▶ Problem description
Write out word for word the part of the text on information below that starts with "Evolution of information" and goes on through "citations, abstracts etc.".

▶ Selected extract
┄┄┄┄┄┄┄┄┄┄┄┄┄┄┄┄┄┄┄┄

There may be time when you want to find the closing share price
for stock issued by the Walt Disney Company. That information is
available in most daily newspapers or the Wall Street Journal
stock pages. You could also get the current price (with about a 15
minute delay) by logging on to the Internet at
http://www.stocksmart.com. You can
also call up AT&T
information to obtain a telephone number or search an Internet site at
http://www.switchboard.com. The
important thing is to know when to use the proper information source and
format.
Evolution of information and forms
Information goes through phases, or a process of format change
from its discovery/creation that continues through the point of
becoming common knowledge. Some have called this the bibliographic or
information chain. In the first phase, information is created or
formed in the minds of people or organizations. The form of the
these ideas, thoughts, and discoveries is somewhat difficult to get hold
of. At this first level people talk to people and exchange information
informally. Some ideas do get recorded in various ways. In this second
phase the ideas thoughts, discoveries and creations become tangible as reports of
work-in-progress, unpublished papers/studies, periodical articles,
books and encyclopedic summaries. In the third stage information is
represented, not in complete form with inherent intellectual content,
but as citations, abstracts etc.
Information and communication
Communication is critical to the process making information useful and
usable. It has to be shared, transmitted or perceived for actions or
decisions to be taken, shaped or influenced. For example when a
meteorologist, with information about a distant and emerging storm
system goes on television or radio with a weather report, people can
do something with the information. They can take precautionary
measures that may save lives or property. If the information is not
communicated, it has little value. Withholding information can be a
valuable exercise too. For example, in the interest of national
security, our government keeps certain types of information secret.

┄┄┄┄┄┄┄┄┄┄┄┄┄┄┄┄┄┄┄┄

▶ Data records
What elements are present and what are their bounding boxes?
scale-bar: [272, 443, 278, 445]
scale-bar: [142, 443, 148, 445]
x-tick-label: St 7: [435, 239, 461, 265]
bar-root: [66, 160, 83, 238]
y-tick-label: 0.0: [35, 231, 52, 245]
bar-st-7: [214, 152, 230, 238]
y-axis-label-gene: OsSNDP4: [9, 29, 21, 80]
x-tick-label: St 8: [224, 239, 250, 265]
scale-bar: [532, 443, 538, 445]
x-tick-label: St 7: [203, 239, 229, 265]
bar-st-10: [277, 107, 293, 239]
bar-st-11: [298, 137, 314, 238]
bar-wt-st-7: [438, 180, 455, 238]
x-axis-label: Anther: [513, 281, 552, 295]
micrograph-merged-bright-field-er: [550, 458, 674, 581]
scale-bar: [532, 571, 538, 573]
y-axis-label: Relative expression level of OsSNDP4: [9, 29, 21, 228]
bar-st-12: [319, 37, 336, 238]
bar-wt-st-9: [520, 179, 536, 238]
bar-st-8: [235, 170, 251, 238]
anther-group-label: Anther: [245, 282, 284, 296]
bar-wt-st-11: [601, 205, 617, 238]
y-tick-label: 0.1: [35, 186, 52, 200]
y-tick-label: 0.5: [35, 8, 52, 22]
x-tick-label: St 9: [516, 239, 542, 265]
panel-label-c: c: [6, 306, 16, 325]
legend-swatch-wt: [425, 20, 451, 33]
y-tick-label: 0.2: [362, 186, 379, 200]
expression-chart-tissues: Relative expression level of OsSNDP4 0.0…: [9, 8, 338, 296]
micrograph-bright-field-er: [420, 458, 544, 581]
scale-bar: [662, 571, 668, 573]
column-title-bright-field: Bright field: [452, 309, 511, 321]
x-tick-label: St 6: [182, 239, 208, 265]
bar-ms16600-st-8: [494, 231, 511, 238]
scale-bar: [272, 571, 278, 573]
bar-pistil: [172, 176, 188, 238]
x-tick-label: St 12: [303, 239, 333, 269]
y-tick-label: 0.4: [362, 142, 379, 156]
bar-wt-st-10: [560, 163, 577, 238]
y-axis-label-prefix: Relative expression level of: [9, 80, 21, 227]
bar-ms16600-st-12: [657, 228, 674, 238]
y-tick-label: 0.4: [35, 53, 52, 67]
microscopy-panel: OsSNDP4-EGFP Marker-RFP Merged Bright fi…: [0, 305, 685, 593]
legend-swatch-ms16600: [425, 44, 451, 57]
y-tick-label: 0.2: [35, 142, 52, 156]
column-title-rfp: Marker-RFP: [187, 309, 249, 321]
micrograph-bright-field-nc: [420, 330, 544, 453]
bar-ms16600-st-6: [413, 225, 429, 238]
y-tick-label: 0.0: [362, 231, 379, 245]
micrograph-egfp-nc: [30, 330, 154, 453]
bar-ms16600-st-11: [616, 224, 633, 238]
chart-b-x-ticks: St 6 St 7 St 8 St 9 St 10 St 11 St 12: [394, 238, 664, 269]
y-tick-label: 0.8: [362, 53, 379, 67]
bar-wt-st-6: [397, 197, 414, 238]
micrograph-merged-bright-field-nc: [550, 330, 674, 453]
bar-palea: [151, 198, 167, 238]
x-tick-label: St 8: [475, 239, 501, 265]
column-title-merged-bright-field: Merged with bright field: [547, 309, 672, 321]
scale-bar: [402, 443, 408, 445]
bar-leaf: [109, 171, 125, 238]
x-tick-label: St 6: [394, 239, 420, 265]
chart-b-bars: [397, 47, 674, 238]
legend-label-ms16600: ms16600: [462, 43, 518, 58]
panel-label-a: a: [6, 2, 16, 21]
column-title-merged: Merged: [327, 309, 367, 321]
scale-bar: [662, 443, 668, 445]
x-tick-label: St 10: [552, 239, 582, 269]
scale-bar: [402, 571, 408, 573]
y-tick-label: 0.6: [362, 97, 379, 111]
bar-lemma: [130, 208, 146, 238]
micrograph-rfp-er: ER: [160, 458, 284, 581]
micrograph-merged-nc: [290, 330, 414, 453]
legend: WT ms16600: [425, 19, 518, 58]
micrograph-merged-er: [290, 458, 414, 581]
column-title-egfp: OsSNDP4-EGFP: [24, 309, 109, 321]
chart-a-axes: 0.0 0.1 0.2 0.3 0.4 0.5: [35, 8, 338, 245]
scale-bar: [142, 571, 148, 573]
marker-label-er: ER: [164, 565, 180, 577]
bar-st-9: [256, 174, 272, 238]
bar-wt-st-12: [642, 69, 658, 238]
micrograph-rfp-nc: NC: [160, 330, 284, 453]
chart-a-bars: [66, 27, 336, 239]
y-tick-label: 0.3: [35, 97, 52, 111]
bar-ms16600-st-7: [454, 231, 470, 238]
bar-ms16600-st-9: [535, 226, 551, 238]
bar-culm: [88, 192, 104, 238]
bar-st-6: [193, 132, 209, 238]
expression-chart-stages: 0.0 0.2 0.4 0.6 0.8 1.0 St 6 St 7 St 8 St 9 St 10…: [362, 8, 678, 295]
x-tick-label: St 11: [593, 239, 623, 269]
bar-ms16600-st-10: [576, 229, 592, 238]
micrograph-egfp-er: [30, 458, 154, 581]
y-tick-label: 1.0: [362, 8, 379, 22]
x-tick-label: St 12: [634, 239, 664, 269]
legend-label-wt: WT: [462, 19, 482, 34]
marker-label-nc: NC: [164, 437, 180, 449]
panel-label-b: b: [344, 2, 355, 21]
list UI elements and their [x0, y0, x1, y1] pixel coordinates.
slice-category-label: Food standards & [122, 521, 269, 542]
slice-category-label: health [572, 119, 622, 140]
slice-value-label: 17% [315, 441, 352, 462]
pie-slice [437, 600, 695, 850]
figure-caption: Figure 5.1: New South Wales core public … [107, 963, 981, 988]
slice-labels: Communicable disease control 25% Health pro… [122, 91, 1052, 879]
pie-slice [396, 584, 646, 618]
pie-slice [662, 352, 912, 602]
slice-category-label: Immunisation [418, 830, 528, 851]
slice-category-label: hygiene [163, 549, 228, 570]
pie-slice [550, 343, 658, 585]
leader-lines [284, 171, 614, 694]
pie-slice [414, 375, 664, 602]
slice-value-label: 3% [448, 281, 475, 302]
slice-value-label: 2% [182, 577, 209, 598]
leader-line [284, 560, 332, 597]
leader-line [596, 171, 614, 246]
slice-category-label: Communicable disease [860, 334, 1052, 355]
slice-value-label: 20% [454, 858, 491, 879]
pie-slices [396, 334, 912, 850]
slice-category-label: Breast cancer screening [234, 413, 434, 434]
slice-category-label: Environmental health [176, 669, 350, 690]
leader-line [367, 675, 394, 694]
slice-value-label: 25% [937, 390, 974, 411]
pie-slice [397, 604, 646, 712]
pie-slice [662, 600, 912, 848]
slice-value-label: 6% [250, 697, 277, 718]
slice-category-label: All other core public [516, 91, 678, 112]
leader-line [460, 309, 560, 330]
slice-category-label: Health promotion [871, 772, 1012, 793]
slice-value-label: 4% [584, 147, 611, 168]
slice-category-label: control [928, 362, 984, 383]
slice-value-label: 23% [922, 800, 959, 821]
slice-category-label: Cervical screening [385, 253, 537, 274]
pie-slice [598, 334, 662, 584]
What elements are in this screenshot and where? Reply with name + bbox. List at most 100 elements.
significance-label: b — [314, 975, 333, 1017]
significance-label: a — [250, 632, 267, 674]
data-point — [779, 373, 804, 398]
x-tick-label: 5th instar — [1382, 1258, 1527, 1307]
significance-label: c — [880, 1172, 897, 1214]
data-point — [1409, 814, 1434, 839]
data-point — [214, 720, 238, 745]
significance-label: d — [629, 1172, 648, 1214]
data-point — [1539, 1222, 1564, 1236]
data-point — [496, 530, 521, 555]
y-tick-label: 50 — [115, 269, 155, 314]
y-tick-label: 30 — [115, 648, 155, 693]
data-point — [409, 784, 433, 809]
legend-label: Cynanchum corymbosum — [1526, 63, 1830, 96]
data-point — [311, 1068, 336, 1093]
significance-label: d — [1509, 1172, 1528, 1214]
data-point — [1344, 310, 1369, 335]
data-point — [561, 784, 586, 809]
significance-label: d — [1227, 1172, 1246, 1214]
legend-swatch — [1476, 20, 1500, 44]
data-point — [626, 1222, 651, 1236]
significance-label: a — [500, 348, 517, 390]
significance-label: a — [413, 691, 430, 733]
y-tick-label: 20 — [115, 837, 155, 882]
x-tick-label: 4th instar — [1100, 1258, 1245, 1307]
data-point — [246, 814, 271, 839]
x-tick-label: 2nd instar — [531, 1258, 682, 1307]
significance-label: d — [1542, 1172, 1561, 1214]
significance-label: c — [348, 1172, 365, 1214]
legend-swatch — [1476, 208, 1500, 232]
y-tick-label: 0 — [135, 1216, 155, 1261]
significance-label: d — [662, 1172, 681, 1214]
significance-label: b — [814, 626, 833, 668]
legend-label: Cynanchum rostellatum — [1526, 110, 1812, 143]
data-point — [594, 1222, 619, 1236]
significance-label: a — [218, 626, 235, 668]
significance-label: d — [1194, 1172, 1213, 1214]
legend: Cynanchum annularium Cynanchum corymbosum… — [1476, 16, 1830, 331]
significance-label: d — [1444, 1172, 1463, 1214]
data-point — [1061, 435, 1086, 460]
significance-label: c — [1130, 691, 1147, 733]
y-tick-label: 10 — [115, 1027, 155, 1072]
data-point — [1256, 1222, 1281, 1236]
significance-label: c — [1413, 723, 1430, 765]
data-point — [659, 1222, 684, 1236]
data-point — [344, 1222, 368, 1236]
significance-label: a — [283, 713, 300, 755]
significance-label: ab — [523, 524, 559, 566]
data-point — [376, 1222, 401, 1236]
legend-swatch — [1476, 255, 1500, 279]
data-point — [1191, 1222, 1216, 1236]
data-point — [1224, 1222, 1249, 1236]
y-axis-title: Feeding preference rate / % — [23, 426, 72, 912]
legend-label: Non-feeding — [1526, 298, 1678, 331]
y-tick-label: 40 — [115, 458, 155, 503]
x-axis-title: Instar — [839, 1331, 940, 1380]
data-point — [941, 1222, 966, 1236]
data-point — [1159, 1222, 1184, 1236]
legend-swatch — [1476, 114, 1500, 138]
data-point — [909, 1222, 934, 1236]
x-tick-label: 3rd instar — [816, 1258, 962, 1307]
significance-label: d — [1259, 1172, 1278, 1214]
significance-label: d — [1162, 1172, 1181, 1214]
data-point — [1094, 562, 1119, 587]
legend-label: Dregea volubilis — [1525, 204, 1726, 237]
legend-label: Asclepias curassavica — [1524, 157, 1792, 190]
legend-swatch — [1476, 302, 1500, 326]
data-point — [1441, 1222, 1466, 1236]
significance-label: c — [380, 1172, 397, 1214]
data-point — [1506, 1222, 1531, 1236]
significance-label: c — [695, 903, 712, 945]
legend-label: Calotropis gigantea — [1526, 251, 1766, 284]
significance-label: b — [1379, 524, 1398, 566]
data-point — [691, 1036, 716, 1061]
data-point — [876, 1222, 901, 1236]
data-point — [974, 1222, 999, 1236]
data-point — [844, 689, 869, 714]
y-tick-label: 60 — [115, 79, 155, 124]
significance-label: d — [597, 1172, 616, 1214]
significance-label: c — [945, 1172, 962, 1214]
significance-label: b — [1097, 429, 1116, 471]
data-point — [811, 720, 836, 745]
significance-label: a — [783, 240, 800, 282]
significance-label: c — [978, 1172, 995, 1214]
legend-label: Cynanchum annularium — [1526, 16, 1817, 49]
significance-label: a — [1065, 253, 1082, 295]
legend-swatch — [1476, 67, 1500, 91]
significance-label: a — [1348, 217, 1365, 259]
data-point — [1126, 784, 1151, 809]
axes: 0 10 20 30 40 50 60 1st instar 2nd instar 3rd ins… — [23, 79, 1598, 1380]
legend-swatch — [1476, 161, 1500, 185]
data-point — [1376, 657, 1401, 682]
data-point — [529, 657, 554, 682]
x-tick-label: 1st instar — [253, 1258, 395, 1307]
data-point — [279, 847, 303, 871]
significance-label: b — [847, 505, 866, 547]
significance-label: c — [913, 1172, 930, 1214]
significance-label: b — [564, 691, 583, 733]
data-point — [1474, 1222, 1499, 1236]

┄┄┄┄┄┄┄┄┄┄┄┄┄┄┄┄┄┄┄┄

▶ Answer for the task
Evolution of information and forms
Information goes through phases, or a process of format change
from its discovery/creation that continues through the point of
becoming common knowledge. Some have called this the bibliographic or
information chain. In the first phase, information is created or
formed in the minds of people or organizations. The form of the
these ideas, thoughts, and discoveries is somewhat difficult to get hold
of. At this first level people talk to people and exchange information
informally. Some ideas do get recorded in various ways. In this second
phase the ideas thoughts, discoveries and creations become tangible as reports of
work-in-progress, unpublished papers/studies, periodical articles,
books and encyclopedic summaries. In the third stage information is
represented, not in complete form with inherent intellectual content,
but as citations, abstracts etc.